> [What the task requires]:
Every line below that mentions the word "rights" should be copied out.

> [Provided information]:
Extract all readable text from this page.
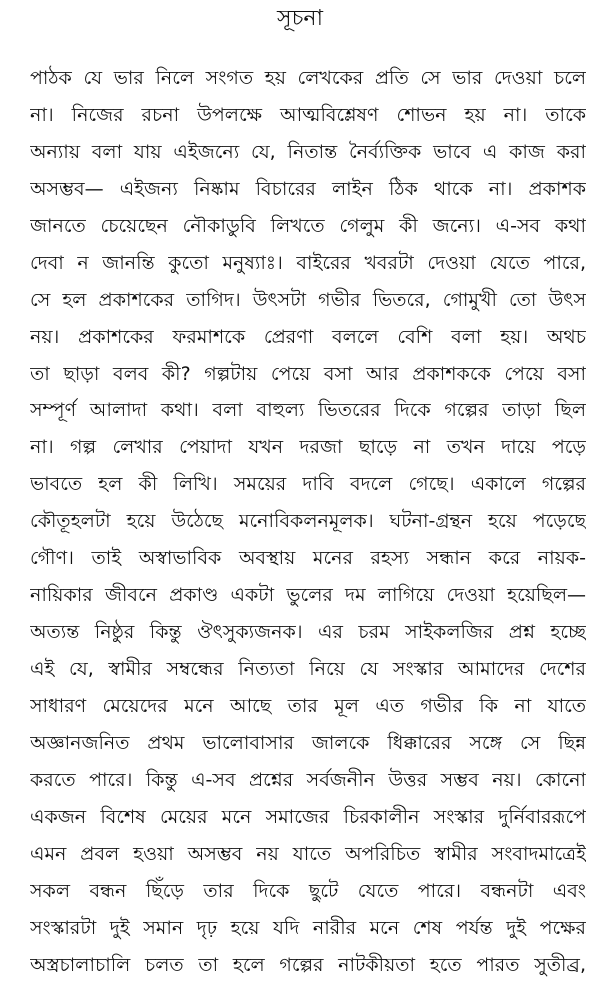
সূচনা
পাঠক যে ভার নিলে সংগত হয় লেখকের প্রতি সে ভার দেওয়া চলে
না। নিজের রচনা উপলক্ষে আত্মবিশ্লেষণ শোভন হয় না। তাকে
অন্যায় বলা যায় এইজন্যে যে, নিতান্ত নৈর্ব্যক্তিক ভাবে এ কাজ করা
অসম্ভব— এইজন্য নিষ্কাম বিচারের লাইন ঠিক থাকে না। প্রকাশক
জানতে চেয়েছেন নৌকাডুবি লিখতে গেলুম কী জন্যে। এ-সব কথা
দেবা ন জানন্তি কুতো মনুষ্যাঃ। বাইরের খবরটা দেওয়া যেতে পারে,
সে হল প্রকাশকের তাগিদ। উৎসটা গভীর ভিতরে, গোমুখী তো উৎস
নয়। প্রকাশকের ফরমাশকে প্রেরণা বললে বেশি বলা হয়। অথচ
তা ছাড়া বলব কী? গল্পটায় পেয়ে বসা আর প্রকাশককে পেয়ে বসা
সম্পূর্ণ আলাদা কথা। বলা বাহুল্য ভিতরের দিকে গল্পের তাড়া ছিল
না। গল্প লেখার পেয়াদা যখন দরজা ছাড়ে না তখন দায়ে পড়ে
ভাবতে হল কী লিখি। সময়ের দাবি বদলে গেছে। একালে গল্পের
কৌতূহলটা হয়ে উঠেছে মনোবিকলনমূলক। ঘটনা-গ্রন্থন হয়ে পড়েছে
গৌণ। তাই অস্বাভাবিক অবস্থায় মনের রহস্য সন্ধান করে নায়ক-
নায়িকার জীবনে প্রকাণ্ড একটা ভুলের দম লাগিয়ে দেওয়া হয়েছিল—
অত্যন্ত নিষ্ঠুর কিন্তু ঔৎসুক্যজনক। এর চরম সাইকলজির প্রশ্ন হচ্ছে
এই যে, স্বামীর সম্বন্ধের নিত্যতা নিয়ে যে সংস্কার আমাদের দেশের
সাধারণ মেয়েদের মনে আছে তার মূল এত গভীর কি না যাতে
অজ্ঞানজনিত প্রথম ভালোবাসার জালকে ধিক্কারের সঙ্গে সে ছিন্ন
করতে পারে। কিন্তু এ-সব প্রশ্নের সর্বজনীন উত্তর সম্ভব নয়। কোনো
একজন বিশেষ মেয়ের মনে সমাজের চিরকালীন সংস্কার দুর্নিবাররূপে
এমন প্রবল হওয়া অসম্ভব নয় যাতে অপরিচিত স্বামীর সংবাদমাত্রেই
সকল বন্ধন ছিঁড়ে তার দিকে ছুটে যেতে পারে। বন্ধনটা এবং
সংস্কারটা দুই সমান দৃঢ় হয়ে যদি নারীর মনে শেষ পর্যন্ত দুই পক্ষের
অস্ত্রচালাচালি চলত তা হলে গল্পের নাটকীয়তা হতে পারত সুতীব্র,
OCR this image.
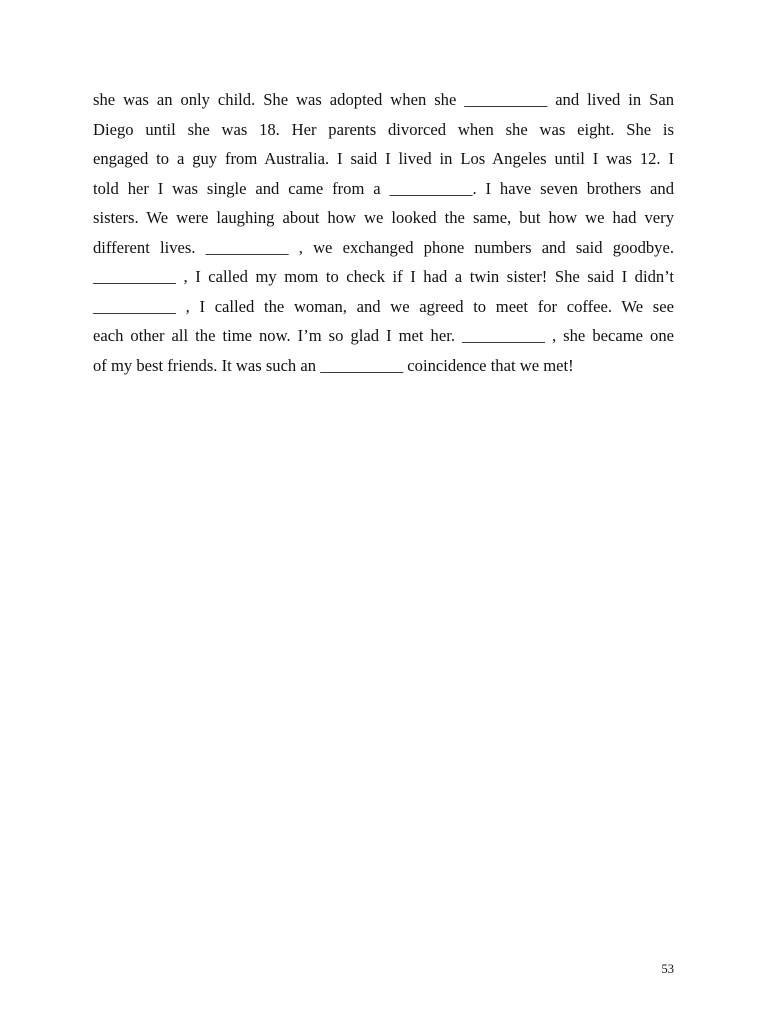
she was an only child. She was adopted when she __________ and lived in San
Diego until she was 18. Her parents divorced when she was eight. She is
engaged to a guy from Australia. I said I lived in Los Angeles until I was 12. I
told her I was single and came from a __________. I have seven brothers and
sisters. We were laughing about how we looked the same, but how we had very
different lives. __________ , we exchanged phone numbers and said goodbye.
__________ , I called my mom to check if I had a twin sister! She said I didn’t
__________ , I called the woman, and we agreed to meet for coffee. We see
each other all the time now. I’m so glad I met her. __________ , she became one
of my best friends. It was such an __________ coincidence that we met!
53
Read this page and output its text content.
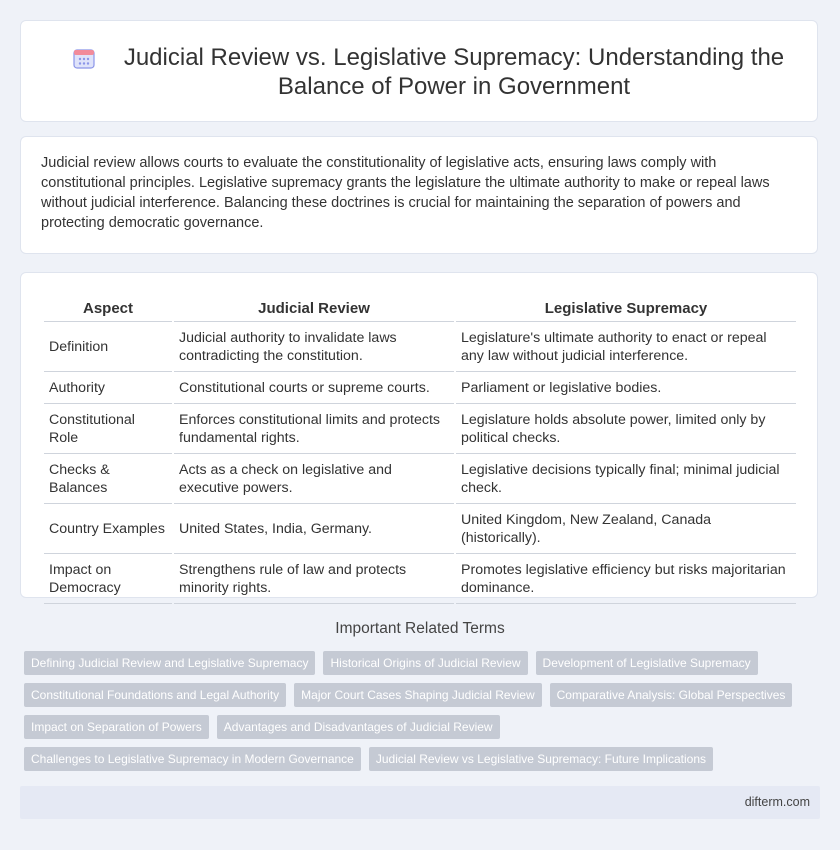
Judicial Review vs. Legislative Supremacy: Understanding the Balance of Power in Government

Judicial review allows courts to evaluate the constitutionality of legislative acts, ensuring laws comply with constitutional principles. Legislative supremacy grants the legislature the ultimate authority to make or repeal laws without judicial interference. Balancing these doctrines is crucial for maintaining the separation of powers and protecting democratic governance.

Aspect	Judicial Review	Legislative Supremacy
Definition	Judicial authority to invalidate laws contradicting the constitution.	Legislature's ultimate authority to enact or repeal any law without judicial interference.
Authority	Constitutional courts or supreme courts.	Parliament or legislative bodies.
Constitutional Role	Enforces constitutional limits and protects fundamental rights.	Legislature holds absolute power, limited only by political checks.
Checks & Balances	Acts as a check on legislative and executive powers.	Legislative decisions typically final; minimal judicial check.
Country Examples	United States, India, Germany.	United Kingdom, New Zealand, Canada (historically).
Impact on Democracy	Strengthens rule of law and protects minority rights.	Promotes legislative efficiency but risks majoritarian dominance.
Important Related Terms
Defining Judicial Review and Legislative Supremacy	Historical Origins of Judicial Review	Development of Legislative Supremacy
Constitutional Foundations and Legal Authority	Major Court Cases Shaping Judicial Review	Comparative Analysis: Global Perspectives
Impact on Separation of Powers	Advantages and Disadvantages of Judicial Review
Challenges to Legislative Supremacy in Modern Governance	Judicial Review vs Legislative Supremacy: Future Implications
difterm.com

> [The result]:
Constitutional Role	Enforces constitutional limits and protects fundamental rights.	Legislature holds absolute power, limited only by political checks.
Impact on Democracy	Strengthens rule of law and protects minority rights.	Promotes legislative efficiency but risks majoritarian dominance.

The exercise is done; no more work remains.